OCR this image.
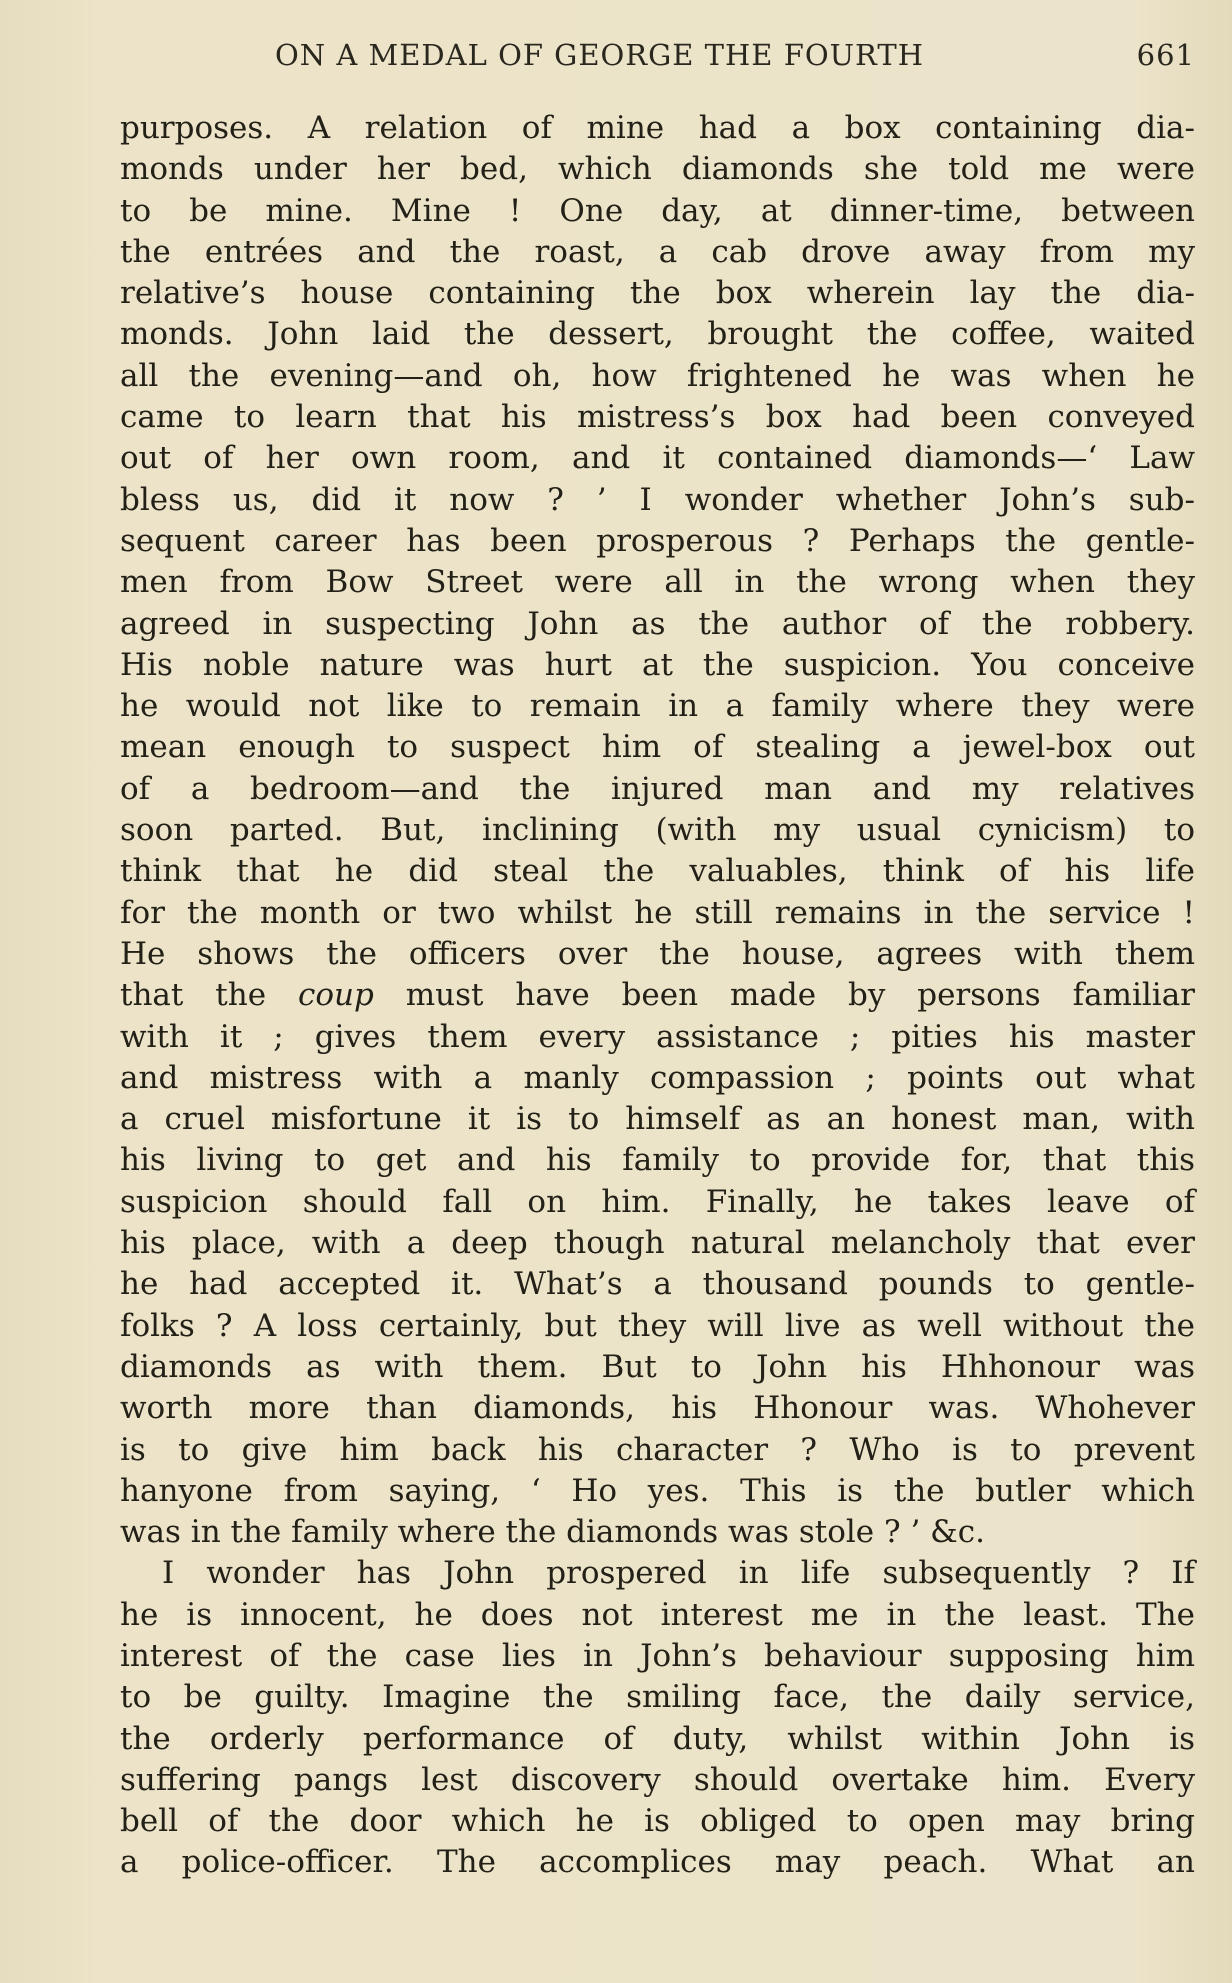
ON A MEDAL OF GEORGE THE FOURTH	661
purposes. A relation of mine had a box containing dia-
monds under her bed, which diamonds she told me were
to be mine. Mine ! One day, at dinner-time, between
the entrées and the roast, a cab drove away from my
relative’s house containing the box wherein lay the dia-
monds. John laid the dessert, brought the coffee, waited
all the evening—and oh, how frightened he was when he
came to learn that his mistress’s box had been conveyed
out of her own room, and it contained diamonds—‘ Law
bless us, did it now ? ’ I wonder whether John’s sub-
sequent career has been prosperous ? Perhaps the gentle-
men from Bow Street were all in the wrong when they
agreed in suspecting John as the author of the robbery.
His noble nature was hurt at the suspicion. You conceive
he would not like to remain in a family where they were
mean enough to suspect him of stealing a jewel-box out
of a bedroom—and the injured man and my relatives
soon parted. But, inclining (with my usual cynicism) to
think that he did steal the valuables, think of his life
for the month or two whilst he still remains in the service !
He shows the officers over the house, agrees with them
that the coup must have been made by persons familiar
with it ; gives them every assistance ; pities his master
and mistress with a manly compassion ; points out what
a cruel misfortune it is to himself as an honest man, with
his living to get and his family to provide for, that this
suspicion should fall on him. Finally, he takes leave of
his place, with a deep though natural melancholy that ever
he had accepted it. What’s a thousand pounds to gentle-
folks ? A loss certainly, but they will live as well without the
diamonds as with them. But to John his Hhhonour was
worth more than diamonds, his Hhonour was. Whohever
is to give him back his character ? Who is to prevent
hanyone from saying, ‘ Ho yes. This is the butler which
was in the family where the diamonds was stole ? ’ &c.
I wonder has John prospered in life subsequently ? If
he is innocent, he does not interest me in the least. The
interest of the case lies in John’s behaviour supposing him
to be guilty. Imagine the smiling face, the daily service,
the orderly performance of duty, whilst within John is
suffering pangs lest discovery should overtake him. Every
bell of the door which he is obliged to open may bring
a police-officer. The accomplices may peach. What an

============================================================

= YOUR TASK =
Within the listing above, copy each line that has the string "which".

= EXERCISE RESULT =
monds under her bed, which diamonds she told me were
hanyone from saying, ‘ Ho yes. This is the butler which
bell of the door which he is obliged to open may bring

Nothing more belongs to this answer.